The answer is one number: how many lines in the data below hold "高層ビルなどの一般建築物の設計に用いる地震動".

-- Start Excerpted data --

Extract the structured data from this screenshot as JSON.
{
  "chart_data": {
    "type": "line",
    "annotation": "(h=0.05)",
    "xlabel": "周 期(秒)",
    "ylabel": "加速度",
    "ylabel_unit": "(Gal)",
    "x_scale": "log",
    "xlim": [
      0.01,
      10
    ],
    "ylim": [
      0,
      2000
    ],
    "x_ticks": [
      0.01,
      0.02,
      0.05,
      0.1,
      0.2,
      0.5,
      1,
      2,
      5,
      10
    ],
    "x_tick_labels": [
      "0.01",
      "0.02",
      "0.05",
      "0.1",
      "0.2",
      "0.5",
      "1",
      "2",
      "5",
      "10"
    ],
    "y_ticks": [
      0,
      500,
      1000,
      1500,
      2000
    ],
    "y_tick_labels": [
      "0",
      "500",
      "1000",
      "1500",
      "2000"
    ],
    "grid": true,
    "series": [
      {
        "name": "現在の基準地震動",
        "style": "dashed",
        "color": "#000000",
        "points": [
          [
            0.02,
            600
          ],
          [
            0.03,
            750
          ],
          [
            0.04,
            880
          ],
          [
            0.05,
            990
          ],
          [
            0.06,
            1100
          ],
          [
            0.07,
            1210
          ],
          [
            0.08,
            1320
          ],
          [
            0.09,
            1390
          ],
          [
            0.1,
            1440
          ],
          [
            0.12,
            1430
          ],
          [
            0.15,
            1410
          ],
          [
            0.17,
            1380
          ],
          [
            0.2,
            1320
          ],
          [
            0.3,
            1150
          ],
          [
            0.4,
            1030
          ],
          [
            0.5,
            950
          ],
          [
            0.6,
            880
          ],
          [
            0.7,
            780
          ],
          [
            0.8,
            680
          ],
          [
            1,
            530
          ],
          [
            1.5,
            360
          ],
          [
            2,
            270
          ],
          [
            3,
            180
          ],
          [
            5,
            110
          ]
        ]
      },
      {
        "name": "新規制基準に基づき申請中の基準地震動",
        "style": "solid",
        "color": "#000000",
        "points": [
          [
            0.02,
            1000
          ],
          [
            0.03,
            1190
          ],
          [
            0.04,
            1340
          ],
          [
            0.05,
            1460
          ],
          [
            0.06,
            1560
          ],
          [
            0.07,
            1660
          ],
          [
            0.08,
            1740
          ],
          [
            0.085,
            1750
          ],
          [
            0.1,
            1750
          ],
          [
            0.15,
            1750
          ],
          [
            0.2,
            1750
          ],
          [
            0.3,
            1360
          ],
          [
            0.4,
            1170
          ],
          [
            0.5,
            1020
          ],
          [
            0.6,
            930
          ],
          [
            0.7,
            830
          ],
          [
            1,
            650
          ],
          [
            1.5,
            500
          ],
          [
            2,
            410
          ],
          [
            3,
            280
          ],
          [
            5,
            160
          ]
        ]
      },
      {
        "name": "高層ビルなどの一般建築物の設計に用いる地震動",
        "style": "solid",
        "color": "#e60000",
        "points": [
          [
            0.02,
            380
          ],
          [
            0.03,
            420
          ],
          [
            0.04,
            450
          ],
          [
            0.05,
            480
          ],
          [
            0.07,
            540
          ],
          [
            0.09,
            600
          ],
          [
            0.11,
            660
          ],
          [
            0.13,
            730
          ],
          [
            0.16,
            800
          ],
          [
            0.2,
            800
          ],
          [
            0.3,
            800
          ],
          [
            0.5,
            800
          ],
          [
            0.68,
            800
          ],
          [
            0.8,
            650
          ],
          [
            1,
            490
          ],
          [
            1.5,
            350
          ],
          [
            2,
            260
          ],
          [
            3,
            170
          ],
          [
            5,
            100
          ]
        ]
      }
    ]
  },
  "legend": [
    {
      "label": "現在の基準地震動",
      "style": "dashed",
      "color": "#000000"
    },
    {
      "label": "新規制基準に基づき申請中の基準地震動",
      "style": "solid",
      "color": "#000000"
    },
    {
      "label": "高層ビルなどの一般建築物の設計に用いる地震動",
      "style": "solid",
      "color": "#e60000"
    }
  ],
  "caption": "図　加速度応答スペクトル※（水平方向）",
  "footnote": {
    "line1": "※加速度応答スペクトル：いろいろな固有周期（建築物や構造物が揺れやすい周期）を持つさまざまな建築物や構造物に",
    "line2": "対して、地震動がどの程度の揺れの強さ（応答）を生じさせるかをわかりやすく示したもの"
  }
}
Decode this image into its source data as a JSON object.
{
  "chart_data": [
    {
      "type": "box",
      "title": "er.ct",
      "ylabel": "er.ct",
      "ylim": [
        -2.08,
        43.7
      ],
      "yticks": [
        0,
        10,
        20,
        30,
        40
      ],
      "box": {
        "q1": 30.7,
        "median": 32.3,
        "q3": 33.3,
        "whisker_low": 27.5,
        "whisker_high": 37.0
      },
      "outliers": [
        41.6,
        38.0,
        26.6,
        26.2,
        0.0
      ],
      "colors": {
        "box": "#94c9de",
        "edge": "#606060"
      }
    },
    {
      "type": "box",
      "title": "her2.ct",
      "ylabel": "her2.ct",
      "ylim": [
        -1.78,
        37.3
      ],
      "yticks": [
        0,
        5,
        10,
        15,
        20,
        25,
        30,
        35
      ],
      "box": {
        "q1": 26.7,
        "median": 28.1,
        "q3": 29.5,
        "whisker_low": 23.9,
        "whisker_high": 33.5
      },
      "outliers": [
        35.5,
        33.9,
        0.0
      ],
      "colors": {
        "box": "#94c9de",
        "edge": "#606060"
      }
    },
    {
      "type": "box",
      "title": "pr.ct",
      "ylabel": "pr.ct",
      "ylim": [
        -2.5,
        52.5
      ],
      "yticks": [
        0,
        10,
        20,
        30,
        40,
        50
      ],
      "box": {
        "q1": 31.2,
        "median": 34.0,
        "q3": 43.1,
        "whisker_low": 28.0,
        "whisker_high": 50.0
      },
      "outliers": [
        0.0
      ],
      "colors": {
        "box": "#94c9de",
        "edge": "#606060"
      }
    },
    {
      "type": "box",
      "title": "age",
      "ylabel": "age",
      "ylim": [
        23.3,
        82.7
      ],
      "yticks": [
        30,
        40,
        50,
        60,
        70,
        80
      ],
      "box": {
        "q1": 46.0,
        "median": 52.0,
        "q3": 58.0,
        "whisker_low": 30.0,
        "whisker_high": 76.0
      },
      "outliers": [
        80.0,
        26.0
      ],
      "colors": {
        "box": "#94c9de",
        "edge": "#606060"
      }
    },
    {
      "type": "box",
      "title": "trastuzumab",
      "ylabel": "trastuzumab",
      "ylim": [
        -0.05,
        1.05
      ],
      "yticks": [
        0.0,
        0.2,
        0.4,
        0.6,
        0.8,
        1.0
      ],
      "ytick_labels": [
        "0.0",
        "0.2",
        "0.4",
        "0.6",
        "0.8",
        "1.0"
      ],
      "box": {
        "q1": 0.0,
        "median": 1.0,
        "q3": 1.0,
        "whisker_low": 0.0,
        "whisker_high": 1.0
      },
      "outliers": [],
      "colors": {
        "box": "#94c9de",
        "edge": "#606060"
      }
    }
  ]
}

-- End Excerpted data --

Expected output: 2